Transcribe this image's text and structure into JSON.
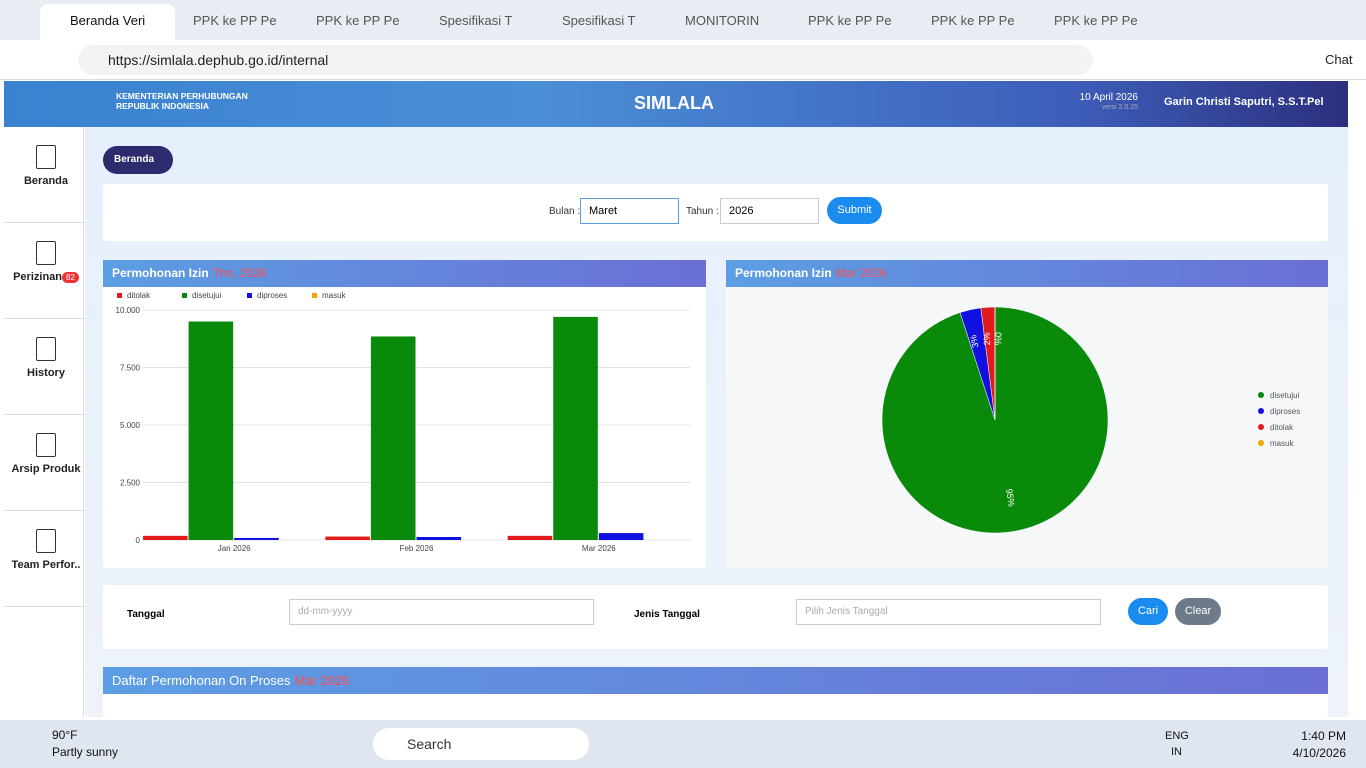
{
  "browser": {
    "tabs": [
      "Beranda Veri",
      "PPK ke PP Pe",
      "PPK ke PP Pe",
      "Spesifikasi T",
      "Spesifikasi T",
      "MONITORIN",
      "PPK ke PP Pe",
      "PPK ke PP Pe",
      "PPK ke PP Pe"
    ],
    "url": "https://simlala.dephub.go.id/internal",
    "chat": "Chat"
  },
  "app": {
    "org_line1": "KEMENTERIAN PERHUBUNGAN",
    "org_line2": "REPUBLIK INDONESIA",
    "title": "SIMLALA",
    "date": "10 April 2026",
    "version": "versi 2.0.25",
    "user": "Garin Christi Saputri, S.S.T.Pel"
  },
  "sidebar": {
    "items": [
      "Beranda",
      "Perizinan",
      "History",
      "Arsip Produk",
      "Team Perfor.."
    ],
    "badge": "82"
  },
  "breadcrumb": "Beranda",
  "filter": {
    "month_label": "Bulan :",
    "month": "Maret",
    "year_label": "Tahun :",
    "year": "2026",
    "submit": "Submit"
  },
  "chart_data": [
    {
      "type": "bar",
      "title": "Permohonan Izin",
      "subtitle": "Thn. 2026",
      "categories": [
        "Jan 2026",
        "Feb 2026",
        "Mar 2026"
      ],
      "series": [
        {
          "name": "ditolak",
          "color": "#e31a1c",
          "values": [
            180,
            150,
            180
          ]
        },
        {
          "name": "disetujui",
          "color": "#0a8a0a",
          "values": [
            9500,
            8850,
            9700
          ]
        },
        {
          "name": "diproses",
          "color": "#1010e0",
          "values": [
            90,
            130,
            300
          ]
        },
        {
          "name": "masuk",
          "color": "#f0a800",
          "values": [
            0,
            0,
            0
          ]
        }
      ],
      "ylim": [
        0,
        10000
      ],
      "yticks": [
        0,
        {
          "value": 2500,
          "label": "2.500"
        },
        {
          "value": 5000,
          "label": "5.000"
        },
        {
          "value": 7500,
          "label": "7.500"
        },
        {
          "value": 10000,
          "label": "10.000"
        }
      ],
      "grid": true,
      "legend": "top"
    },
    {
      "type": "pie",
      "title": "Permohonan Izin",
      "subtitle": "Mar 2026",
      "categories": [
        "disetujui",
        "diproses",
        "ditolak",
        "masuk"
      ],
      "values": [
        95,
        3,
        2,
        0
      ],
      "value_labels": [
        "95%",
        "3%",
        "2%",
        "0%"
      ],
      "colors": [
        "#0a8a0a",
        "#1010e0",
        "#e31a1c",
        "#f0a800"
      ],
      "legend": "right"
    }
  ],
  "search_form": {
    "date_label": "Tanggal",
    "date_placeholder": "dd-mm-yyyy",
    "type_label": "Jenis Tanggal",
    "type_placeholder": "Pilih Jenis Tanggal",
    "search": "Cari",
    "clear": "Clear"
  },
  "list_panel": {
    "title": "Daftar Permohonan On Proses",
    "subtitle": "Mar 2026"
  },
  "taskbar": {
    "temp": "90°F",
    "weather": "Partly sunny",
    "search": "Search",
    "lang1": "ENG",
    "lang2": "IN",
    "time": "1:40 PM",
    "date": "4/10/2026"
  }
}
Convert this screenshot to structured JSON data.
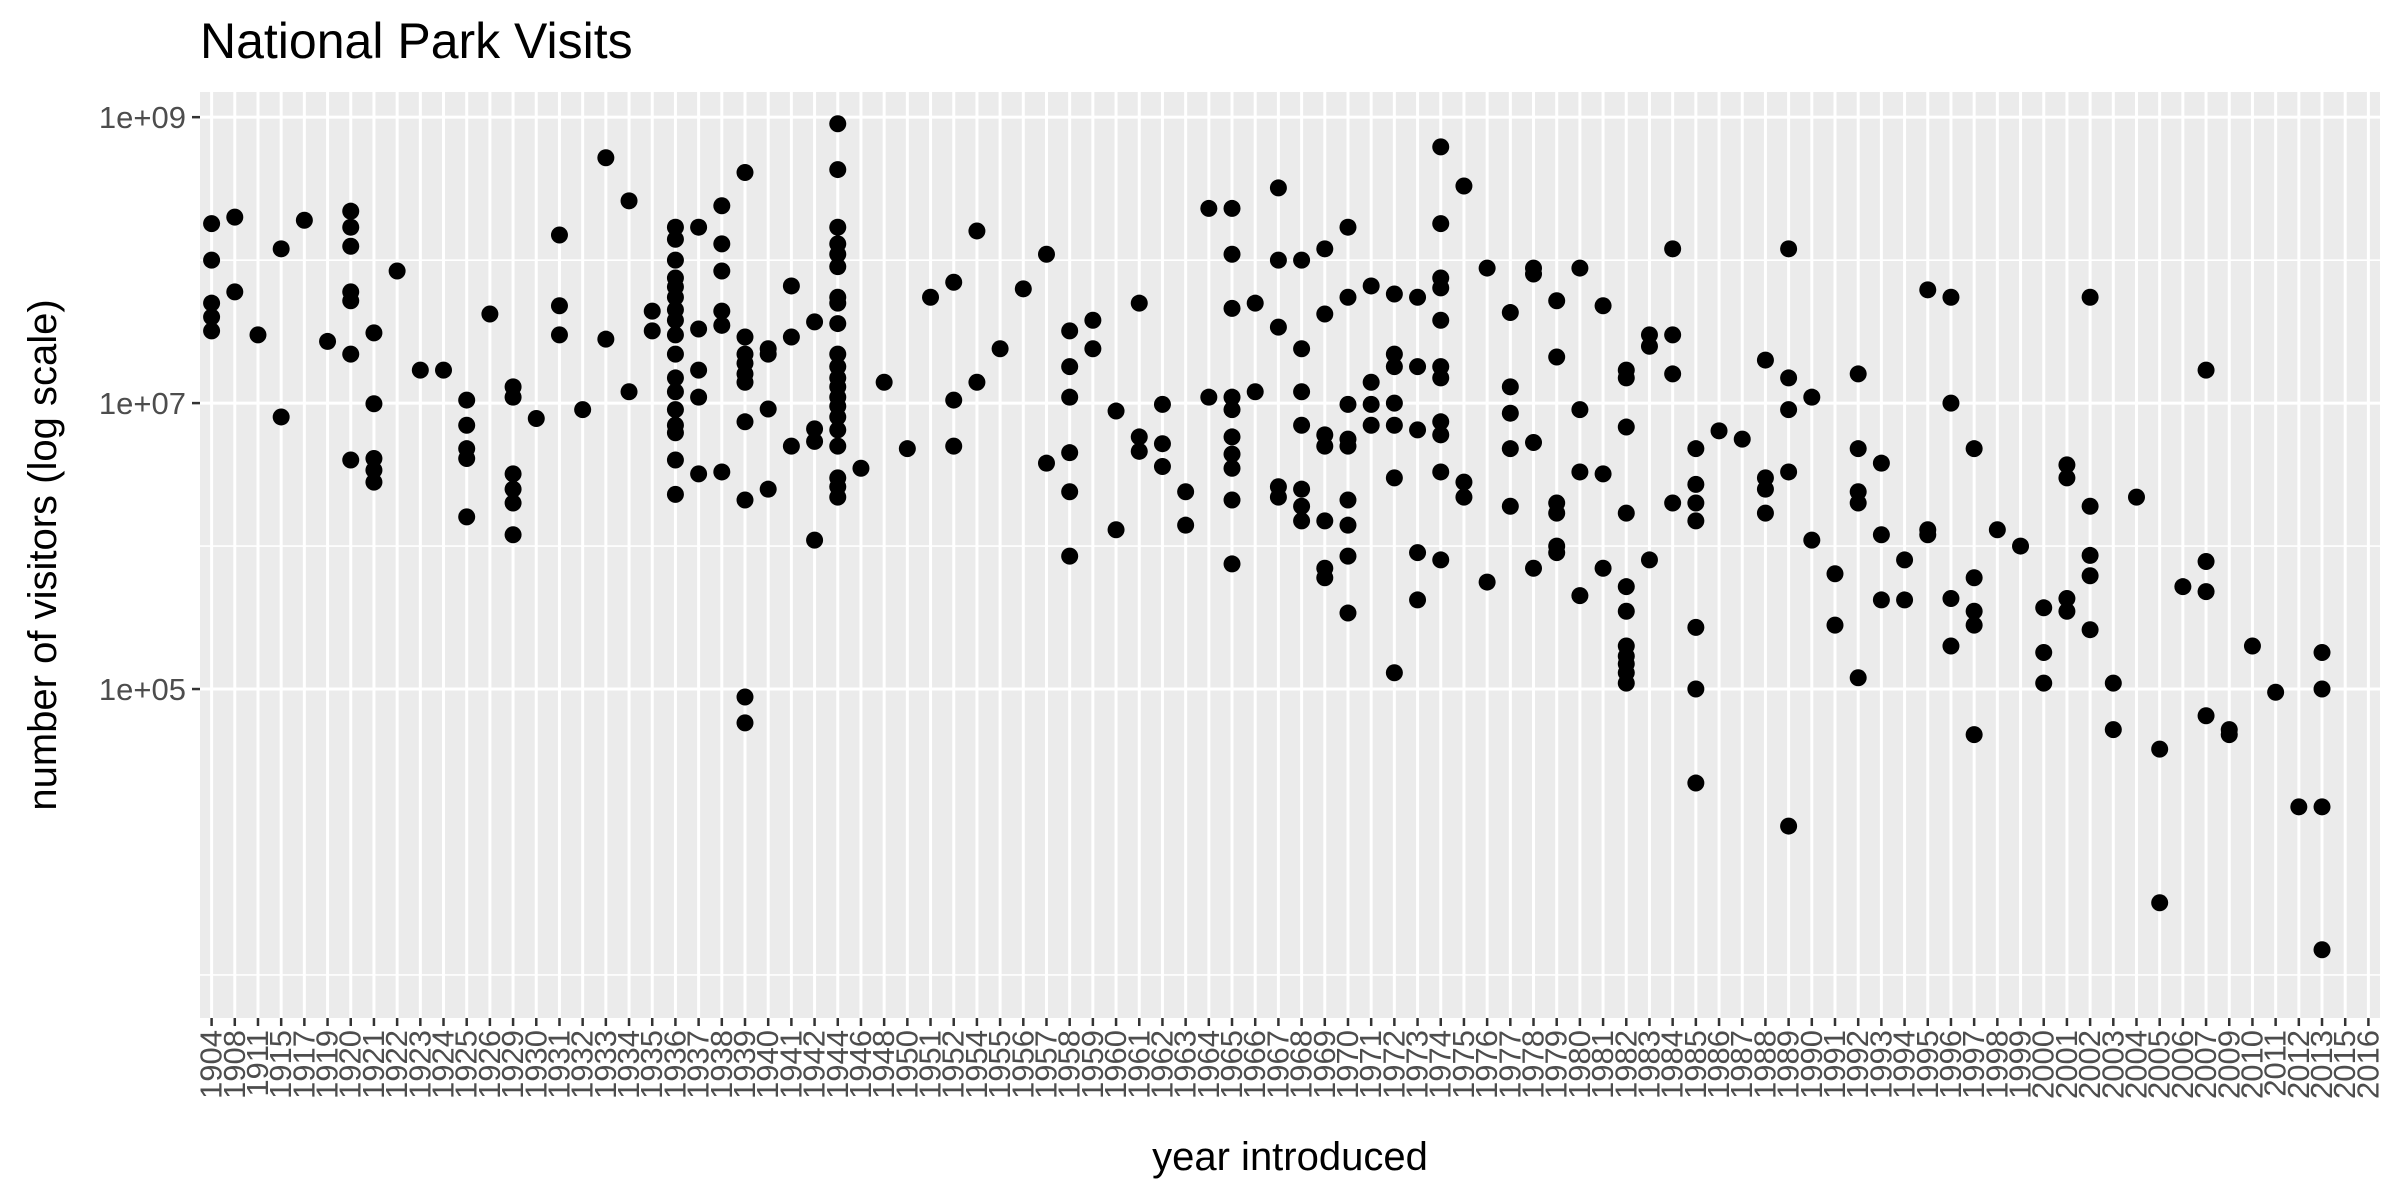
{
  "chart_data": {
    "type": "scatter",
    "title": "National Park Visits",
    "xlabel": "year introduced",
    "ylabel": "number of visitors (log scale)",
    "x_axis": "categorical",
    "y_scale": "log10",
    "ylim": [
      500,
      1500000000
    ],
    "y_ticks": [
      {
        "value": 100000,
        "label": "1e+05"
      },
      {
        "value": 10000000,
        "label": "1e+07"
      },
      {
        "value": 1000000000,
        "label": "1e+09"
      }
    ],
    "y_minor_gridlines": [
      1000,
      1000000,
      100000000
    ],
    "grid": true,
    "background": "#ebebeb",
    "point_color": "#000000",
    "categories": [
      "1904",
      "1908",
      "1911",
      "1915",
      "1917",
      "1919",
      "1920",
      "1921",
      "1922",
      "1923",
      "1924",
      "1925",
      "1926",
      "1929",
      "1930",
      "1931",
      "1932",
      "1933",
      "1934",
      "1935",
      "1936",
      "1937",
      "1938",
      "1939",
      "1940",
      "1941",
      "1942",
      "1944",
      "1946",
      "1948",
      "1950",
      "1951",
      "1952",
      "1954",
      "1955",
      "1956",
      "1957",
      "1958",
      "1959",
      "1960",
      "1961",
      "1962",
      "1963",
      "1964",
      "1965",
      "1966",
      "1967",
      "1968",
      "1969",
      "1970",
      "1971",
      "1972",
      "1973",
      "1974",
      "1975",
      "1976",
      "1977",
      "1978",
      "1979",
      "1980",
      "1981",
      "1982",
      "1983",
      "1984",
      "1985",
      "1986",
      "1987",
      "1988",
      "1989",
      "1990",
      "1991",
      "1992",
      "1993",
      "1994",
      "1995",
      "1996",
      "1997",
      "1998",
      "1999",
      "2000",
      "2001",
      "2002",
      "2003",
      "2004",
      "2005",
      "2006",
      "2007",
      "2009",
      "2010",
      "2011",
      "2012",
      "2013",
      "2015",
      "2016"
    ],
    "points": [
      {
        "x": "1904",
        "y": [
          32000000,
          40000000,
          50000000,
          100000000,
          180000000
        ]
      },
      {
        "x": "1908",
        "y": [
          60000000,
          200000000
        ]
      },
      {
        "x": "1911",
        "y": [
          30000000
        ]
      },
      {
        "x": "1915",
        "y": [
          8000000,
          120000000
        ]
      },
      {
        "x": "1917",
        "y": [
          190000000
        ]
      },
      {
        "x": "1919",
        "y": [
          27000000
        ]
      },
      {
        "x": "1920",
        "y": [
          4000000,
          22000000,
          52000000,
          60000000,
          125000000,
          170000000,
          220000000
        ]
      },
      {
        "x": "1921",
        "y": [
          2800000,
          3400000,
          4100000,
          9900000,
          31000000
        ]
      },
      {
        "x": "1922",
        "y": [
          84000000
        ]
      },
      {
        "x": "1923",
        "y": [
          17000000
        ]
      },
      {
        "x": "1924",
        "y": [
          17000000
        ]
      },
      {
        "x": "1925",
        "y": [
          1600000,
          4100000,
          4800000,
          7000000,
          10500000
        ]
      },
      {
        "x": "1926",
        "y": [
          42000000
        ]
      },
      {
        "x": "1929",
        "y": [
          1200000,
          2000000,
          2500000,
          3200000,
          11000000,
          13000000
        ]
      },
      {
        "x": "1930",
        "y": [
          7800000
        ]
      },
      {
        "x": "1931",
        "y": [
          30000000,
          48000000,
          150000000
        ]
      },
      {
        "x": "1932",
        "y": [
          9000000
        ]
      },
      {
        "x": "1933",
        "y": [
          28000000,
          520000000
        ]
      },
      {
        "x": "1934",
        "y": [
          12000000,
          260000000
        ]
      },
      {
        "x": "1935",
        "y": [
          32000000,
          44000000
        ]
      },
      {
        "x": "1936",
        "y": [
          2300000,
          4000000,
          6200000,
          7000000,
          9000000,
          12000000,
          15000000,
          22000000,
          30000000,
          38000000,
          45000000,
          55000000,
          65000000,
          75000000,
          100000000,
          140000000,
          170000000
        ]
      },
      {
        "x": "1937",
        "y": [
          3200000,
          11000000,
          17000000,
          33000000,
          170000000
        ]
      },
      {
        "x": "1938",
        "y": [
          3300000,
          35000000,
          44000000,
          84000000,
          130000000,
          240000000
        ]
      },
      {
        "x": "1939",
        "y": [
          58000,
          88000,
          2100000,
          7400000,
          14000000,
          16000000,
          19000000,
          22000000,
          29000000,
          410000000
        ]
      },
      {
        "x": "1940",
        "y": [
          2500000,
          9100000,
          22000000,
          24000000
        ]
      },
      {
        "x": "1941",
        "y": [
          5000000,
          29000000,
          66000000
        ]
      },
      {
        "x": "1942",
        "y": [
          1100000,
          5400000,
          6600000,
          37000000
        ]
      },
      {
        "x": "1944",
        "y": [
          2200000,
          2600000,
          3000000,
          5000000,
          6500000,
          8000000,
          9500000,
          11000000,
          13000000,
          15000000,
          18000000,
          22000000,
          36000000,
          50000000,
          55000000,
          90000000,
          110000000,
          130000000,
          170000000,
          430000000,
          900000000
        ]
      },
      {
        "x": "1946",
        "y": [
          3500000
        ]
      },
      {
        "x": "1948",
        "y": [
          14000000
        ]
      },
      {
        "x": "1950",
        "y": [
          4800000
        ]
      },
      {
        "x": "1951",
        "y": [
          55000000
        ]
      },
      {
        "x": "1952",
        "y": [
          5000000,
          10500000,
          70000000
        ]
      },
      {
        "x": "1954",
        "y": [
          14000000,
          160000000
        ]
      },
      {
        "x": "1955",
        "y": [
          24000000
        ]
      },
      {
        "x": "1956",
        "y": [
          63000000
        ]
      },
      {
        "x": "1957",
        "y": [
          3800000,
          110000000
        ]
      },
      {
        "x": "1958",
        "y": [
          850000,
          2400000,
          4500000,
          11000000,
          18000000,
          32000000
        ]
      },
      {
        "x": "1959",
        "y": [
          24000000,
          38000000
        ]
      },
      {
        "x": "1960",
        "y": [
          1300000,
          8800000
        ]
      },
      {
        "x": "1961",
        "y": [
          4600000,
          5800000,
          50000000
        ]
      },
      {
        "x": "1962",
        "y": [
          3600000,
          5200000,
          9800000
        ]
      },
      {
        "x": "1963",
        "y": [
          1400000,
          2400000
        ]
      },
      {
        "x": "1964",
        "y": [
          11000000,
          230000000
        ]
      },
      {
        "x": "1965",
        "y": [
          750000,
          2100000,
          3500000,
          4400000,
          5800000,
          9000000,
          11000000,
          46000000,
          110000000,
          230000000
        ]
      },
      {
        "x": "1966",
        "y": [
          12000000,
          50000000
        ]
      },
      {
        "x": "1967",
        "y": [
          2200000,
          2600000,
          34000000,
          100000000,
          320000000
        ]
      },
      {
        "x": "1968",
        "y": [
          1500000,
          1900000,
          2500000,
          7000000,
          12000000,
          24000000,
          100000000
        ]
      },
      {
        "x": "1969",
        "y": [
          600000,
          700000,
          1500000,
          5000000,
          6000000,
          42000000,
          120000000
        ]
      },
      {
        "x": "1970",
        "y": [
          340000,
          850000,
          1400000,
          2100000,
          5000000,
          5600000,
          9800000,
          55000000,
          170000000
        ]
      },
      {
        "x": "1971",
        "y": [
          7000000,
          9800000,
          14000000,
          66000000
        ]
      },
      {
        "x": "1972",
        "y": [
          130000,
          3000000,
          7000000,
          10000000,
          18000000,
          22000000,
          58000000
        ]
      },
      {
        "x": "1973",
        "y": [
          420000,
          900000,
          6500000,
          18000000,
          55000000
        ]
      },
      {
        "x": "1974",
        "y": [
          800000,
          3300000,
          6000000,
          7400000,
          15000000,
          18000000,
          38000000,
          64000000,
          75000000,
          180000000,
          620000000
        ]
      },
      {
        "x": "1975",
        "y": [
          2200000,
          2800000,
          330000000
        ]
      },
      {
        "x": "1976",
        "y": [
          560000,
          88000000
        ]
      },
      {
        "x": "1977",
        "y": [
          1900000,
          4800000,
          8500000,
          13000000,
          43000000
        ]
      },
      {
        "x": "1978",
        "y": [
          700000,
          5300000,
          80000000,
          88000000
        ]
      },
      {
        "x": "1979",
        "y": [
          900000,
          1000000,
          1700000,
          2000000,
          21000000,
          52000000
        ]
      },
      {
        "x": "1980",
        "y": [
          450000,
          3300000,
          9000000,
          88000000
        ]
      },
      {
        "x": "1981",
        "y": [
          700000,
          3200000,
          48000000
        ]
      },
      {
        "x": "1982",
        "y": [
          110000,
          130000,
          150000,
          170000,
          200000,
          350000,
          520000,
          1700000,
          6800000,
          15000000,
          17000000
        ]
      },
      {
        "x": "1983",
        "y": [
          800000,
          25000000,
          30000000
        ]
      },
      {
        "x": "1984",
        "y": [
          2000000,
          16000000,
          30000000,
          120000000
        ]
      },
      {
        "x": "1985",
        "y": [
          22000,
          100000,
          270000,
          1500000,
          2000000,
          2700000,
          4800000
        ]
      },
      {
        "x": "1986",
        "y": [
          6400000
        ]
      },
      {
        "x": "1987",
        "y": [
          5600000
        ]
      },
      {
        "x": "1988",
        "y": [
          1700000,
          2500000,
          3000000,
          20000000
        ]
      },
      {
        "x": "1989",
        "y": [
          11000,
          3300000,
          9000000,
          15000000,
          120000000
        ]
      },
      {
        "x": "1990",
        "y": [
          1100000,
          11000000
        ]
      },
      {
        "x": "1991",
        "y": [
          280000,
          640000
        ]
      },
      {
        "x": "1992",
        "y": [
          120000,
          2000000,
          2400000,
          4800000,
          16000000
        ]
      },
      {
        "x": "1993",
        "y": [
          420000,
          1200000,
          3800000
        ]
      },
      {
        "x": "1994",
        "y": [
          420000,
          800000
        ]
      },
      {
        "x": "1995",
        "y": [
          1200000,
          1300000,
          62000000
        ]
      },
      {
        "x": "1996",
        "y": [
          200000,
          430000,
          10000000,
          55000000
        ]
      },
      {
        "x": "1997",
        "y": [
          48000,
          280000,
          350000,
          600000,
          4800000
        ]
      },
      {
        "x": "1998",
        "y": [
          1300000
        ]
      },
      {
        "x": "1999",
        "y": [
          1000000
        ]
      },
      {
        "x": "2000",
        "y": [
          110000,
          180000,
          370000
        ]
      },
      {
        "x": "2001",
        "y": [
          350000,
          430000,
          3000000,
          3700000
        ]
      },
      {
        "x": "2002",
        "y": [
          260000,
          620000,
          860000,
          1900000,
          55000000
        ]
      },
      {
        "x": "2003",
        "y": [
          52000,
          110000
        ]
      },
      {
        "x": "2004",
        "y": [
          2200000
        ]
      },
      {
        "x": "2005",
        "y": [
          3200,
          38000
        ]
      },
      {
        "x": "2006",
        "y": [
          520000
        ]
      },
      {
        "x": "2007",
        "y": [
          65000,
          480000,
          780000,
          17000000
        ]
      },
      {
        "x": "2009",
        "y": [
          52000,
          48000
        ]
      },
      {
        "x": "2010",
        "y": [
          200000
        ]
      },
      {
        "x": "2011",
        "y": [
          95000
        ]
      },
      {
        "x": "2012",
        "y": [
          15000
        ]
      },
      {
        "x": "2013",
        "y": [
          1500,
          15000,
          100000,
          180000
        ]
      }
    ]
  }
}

> _WHAT THIS TASK INVOLVES_
Write down every line of the data above that includes the string "Beranda".

> _THE RESPONSE_
      "Beranda Veri",
      "Beranda",
  "breadcrumb": "Beranda",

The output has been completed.